+++ SUPPLIED ENTRIES +++

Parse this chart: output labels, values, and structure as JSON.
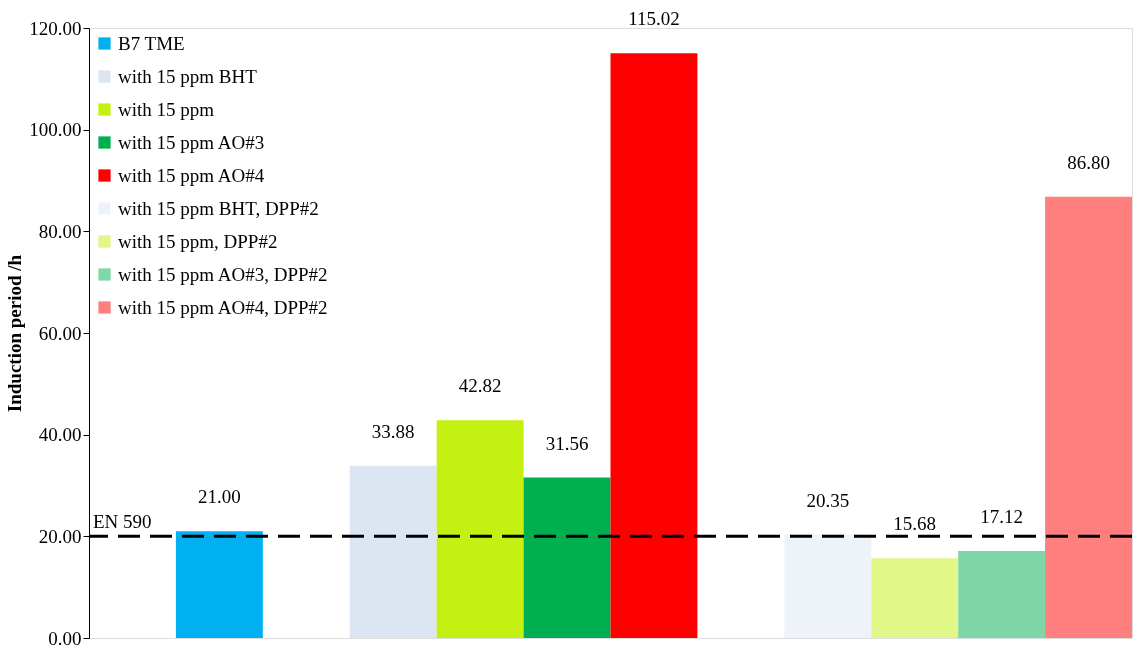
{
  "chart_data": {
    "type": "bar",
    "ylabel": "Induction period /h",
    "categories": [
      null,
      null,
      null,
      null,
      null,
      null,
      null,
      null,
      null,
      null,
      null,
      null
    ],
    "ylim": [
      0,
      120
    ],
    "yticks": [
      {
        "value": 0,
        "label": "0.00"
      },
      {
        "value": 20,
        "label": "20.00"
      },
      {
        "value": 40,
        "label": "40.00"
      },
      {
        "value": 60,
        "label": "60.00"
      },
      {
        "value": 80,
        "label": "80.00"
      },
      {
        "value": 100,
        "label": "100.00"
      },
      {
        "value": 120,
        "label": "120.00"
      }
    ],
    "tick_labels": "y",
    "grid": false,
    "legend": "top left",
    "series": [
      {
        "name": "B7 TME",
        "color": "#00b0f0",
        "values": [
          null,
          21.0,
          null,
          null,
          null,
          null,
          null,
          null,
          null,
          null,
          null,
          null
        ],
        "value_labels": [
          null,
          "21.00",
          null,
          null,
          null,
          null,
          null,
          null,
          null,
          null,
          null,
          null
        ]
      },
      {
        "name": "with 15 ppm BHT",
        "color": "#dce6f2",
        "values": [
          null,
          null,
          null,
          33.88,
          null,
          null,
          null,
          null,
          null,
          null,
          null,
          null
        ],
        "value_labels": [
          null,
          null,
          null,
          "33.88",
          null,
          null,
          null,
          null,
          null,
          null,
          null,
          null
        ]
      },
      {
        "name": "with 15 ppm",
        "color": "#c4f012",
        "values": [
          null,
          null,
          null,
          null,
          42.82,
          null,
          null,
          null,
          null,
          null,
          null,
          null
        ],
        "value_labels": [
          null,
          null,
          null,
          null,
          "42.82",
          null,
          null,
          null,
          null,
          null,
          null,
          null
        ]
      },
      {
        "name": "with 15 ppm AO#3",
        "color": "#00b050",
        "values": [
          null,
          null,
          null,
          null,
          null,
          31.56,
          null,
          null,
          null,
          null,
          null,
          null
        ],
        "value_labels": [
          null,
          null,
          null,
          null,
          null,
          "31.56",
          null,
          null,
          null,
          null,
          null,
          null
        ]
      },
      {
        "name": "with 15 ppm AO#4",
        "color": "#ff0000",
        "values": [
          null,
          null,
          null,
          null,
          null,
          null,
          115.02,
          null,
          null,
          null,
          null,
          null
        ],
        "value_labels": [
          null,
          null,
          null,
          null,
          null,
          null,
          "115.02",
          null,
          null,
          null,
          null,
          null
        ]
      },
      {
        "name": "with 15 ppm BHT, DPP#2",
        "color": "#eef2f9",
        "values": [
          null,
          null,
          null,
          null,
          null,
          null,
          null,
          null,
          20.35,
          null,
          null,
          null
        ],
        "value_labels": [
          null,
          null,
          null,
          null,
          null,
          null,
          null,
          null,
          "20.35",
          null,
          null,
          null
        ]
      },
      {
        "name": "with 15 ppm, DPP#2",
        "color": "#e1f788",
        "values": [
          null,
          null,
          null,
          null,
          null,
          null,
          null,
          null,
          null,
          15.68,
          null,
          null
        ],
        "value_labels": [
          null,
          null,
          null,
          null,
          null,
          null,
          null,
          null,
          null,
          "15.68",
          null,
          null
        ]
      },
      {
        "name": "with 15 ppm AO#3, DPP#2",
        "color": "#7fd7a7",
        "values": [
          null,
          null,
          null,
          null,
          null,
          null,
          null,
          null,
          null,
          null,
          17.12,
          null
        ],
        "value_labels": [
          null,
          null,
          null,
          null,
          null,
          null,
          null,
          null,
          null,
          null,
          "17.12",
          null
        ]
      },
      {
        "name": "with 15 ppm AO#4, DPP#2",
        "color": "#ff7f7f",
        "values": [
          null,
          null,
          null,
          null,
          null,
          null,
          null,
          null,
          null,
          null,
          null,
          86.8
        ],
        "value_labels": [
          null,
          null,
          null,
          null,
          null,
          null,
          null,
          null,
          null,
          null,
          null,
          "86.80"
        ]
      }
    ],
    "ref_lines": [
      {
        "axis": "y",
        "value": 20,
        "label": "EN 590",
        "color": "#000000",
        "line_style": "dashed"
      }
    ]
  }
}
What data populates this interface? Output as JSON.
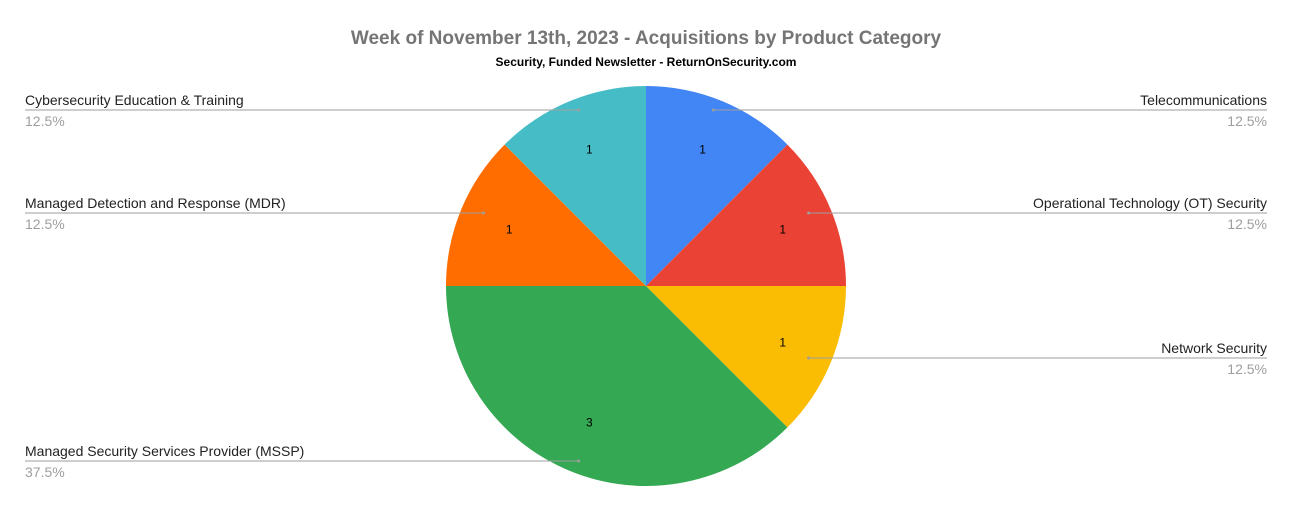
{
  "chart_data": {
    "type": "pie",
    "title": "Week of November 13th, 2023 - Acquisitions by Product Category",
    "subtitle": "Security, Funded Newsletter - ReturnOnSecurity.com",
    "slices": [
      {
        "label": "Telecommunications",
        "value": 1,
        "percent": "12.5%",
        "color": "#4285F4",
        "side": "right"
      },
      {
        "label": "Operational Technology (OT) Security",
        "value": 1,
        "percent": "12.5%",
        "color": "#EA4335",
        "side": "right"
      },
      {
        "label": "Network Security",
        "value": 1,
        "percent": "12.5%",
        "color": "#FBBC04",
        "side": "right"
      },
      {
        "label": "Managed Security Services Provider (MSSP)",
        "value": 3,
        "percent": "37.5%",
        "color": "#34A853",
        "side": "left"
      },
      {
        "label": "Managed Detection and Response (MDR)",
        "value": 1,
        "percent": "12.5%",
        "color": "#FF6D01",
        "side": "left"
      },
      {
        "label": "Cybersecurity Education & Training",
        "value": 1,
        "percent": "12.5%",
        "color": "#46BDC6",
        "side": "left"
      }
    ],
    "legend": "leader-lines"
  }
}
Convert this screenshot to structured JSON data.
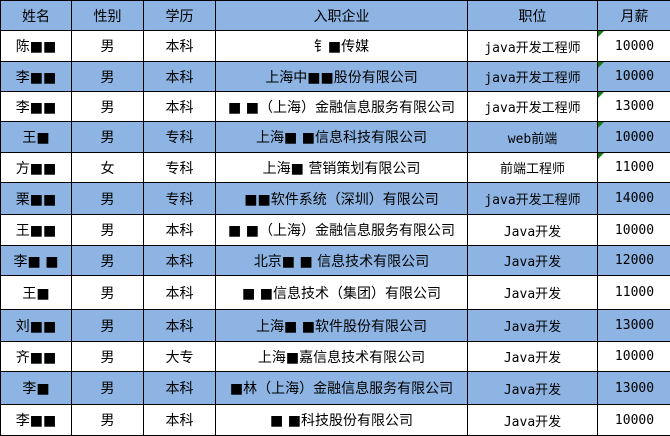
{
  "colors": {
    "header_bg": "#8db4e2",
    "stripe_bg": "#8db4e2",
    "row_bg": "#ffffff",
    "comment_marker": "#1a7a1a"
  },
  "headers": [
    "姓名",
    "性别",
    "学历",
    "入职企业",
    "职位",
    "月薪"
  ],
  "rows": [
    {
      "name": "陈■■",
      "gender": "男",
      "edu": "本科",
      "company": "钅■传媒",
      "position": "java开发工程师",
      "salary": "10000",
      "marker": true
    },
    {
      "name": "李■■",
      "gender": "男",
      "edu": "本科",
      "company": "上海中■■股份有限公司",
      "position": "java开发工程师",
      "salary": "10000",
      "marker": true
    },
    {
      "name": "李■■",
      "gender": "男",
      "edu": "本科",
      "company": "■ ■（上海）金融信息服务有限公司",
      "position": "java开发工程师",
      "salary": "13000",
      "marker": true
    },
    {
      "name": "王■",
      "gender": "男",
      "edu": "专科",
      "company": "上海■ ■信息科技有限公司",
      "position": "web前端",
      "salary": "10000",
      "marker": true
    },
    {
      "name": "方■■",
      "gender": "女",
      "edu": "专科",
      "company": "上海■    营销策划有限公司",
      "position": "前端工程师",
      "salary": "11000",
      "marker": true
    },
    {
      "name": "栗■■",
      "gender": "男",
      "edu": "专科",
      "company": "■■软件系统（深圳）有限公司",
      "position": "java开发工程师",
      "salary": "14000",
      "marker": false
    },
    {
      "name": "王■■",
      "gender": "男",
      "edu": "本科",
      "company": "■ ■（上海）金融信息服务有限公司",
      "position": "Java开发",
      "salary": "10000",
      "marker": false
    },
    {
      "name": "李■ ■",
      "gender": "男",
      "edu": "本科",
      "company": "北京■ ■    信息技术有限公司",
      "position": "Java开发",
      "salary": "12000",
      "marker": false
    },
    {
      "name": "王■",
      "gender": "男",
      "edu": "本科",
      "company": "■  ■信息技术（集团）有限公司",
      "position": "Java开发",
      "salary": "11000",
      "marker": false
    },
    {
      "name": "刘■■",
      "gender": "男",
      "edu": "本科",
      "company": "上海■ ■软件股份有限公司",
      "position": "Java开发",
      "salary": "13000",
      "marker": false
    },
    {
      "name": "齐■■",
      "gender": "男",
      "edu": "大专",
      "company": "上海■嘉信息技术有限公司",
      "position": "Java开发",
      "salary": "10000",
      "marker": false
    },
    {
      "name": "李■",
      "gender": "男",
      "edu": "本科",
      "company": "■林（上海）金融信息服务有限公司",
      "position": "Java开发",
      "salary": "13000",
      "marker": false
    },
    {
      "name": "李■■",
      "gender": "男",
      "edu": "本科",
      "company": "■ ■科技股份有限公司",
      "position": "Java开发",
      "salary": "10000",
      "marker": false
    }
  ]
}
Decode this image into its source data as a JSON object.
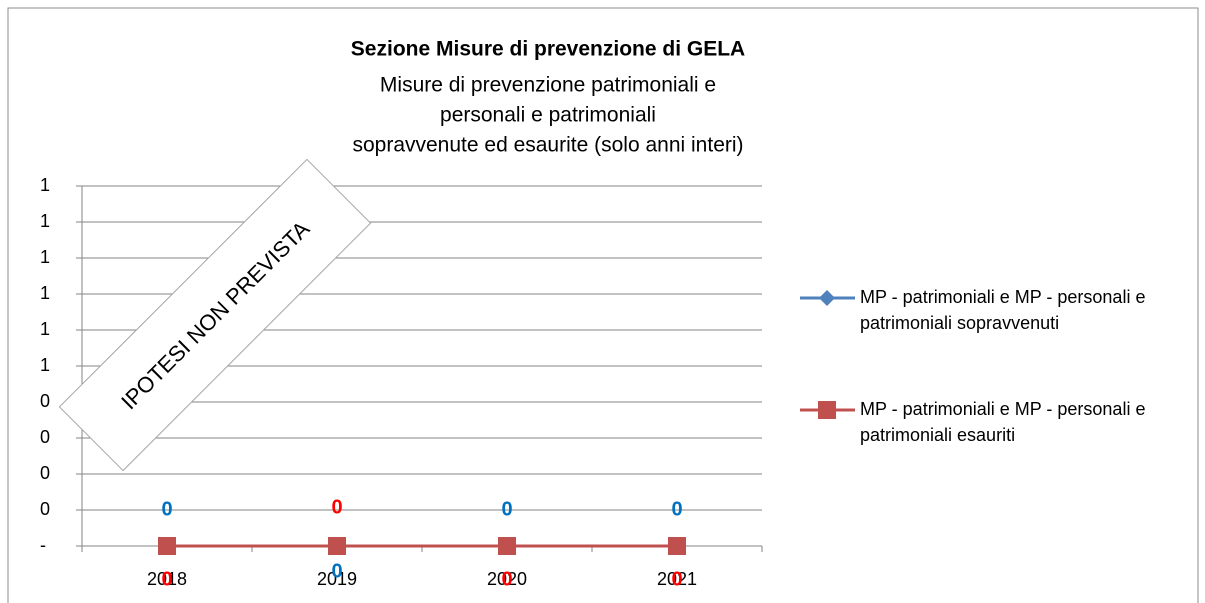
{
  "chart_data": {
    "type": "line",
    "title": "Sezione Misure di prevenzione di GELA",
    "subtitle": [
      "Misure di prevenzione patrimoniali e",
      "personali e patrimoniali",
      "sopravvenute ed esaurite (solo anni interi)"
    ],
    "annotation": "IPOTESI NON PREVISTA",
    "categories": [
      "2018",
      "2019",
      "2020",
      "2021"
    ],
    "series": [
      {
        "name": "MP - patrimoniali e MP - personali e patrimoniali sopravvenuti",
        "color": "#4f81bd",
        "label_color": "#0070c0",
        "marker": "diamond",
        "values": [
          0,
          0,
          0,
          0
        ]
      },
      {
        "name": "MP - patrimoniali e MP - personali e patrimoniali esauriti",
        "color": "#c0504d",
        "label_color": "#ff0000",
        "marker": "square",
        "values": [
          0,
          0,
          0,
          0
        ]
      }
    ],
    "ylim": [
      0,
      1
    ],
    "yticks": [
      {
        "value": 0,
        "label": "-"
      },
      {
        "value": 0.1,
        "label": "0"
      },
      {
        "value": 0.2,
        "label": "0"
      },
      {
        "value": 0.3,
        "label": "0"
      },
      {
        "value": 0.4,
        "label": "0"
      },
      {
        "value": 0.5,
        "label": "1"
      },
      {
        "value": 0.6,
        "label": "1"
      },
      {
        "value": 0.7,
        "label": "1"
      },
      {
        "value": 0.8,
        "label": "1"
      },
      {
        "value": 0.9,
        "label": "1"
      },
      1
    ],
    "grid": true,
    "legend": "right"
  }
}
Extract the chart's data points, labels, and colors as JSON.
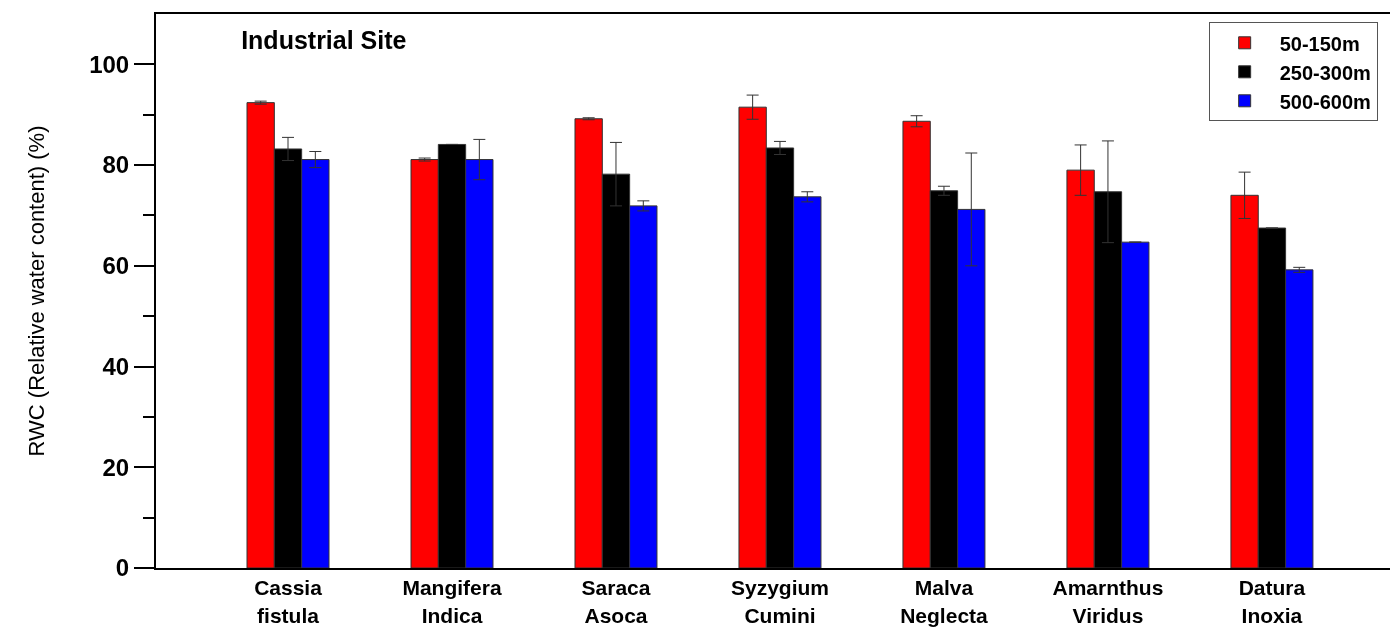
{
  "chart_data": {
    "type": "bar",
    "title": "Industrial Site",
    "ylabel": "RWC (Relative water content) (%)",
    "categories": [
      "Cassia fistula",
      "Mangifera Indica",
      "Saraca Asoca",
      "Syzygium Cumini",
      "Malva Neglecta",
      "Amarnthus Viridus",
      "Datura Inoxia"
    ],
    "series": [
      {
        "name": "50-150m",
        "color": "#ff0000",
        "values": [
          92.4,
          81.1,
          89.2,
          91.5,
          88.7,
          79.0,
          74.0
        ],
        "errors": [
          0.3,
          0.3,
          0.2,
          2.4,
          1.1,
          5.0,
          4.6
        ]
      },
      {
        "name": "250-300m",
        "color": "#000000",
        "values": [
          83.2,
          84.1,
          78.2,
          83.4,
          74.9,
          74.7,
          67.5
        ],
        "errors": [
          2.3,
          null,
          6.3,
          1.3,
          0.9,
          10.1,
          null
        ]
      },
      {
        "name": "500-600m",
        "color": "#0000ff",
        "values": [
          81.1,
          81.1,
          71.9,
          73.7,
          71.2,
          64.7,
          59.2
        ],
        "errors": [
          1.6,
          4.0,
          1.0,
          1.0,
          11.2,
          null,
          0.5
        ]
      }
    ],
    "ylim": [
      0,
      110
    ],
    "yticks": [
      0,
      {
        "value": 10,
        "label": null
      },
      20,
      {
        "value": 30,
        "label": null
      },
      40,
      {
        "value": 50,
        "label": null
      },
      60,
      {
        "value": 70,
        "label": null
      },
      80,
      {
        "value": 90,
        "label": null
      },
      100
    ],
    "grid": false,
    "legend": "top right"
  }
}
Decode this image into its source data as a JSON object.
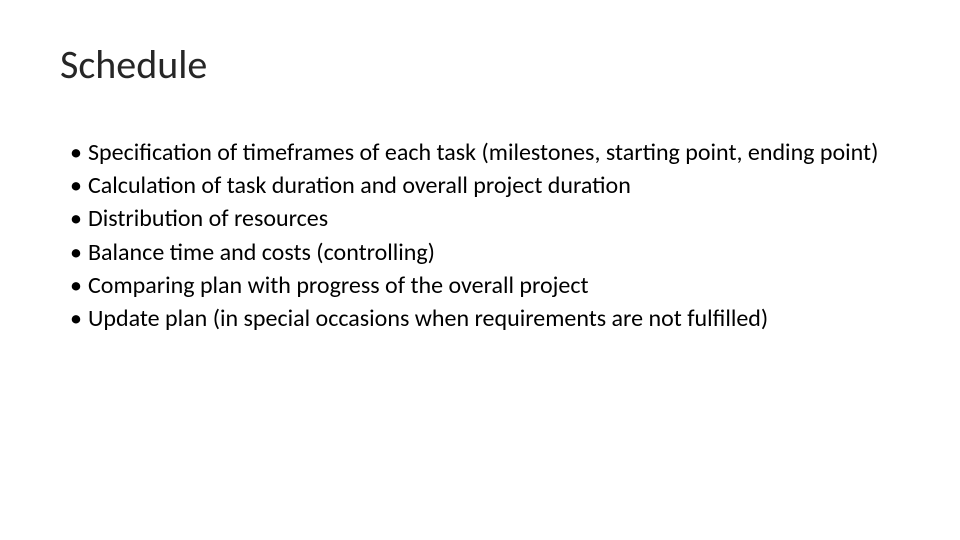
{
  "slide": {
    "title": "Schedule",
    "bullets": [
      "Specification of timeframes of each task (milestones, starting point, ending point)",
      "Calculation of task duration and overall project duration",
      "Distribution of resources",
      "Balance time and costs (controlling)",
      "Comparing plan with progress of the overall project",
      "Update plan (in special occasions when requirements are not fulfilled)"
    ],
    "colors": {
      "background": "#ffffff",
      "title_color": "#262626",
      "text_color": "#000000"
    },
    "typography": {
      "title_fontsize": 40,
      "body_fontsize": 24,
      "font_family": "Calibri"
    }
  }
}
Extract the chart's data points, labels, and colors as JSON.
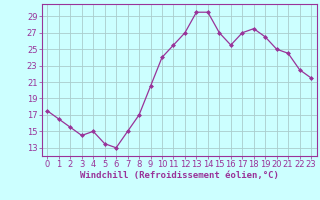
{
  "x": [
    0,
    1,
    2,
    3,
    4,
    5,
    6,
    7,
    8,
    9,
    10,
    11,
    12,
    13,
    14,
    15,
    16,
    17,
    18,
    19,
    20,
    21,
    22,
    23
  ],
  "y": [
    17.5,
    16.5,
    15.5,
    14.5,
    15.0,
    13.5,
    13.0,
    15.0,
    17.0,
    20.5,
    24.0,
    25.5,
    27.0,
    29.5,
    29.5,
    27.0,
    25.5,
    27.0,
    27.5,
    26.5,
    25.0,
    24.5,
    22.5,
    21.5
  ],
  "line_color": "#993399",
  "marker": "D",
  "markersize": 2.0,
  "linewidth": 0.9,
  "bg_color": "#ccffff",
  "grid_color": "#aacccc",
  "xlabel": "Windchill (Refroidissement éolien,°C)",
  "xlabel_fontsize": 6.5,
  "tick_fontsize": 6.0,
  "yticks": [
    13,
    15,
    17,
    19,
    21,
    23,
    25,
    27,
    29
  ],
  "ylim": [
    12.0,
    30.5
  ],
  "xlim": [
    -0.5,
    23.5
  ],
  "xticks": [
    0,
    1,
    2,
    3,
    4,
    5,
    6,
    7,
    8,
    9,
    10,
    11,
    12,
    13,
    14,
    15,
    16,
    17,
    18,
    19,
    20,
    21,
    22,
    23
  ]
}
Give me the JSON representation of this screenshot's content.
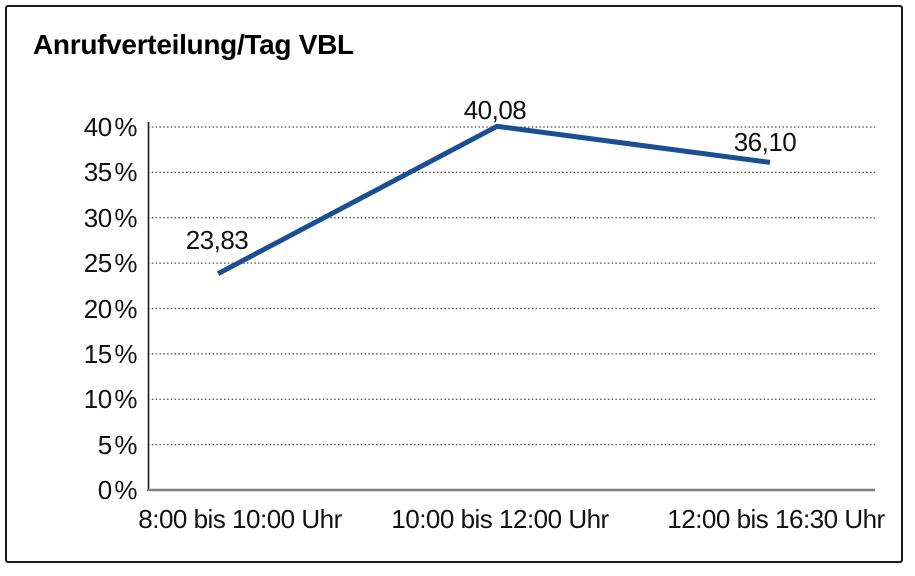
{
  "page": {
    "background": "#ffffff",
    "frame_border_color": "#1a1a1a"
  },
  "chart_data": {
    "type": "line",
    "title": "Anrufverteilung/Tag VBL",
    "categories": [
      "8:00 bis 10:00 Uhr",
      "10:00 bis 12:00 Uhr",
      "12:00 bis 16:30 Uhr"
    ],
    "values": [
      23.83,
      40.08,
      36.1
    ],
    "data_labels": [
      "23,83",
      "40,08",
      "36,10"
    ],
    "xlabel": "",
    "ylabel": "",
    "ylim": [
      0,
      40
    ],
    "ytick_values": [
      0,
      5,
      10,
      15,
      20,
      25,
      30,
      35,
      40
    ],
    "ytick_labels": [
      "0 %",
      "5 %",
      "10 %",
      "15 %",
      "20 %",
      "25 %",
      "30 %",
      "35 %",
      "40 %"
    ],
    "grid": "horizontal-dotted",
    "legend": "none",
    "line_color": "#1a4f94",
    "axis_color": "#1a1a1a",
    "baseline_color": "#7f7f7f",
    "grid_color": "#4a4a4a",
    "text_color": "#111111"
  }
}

+++

- _AIM_
Locate "Give me the" in the listing above, then print exactly the lines from that line through the final one, omitting all pictures.

- _PROBLEM SOLUTION_
Give me the JSON representation of this screenshot's content.
{
  "page": {
    "background": "#ffffff",
    "frame_border_color": "#1a1a1a"
  },
  "chart_data": {
    "type": "line",
    "title": "Anrufverteilung/Tag VBL",
    "categories": [
      "8:00 bis 10:00 Uhr",
      "10:00 bis 12:00 Uhr",
      "12:00 bis 16:30 Uhr"
    ],
    "values": [
      23.83,
      40.08,
      36.1
    ],
    "data_labels": [
      "23,83",
      "40,08",
      "36,10"
    ],
    "xlabel": "",
    "ylabel": "",
    "ylim": [
      0,
      40
    ],
    "ytick_values": [
      0,
      5,
      10,
      15,
      20,
      25,
      30,
      35,
      40
    ],
    "ytick_labels": [
      "0 %",
      "5 %",
      "10 %",
      "15 %",
      "20 %",
      "25 %",
      "30 %",
      "35 %",
      "40 %"
    ],
    "grid": "horizontal-dotted",
    "legend": "none",
    "line_color": "#1a4f94",
    "axis_color": "#1a1a1a",
    "baseline_color": "#7f7f7f",
    "grid_color": "#4a4a4a",
    "text_color": "#111111"
  }
}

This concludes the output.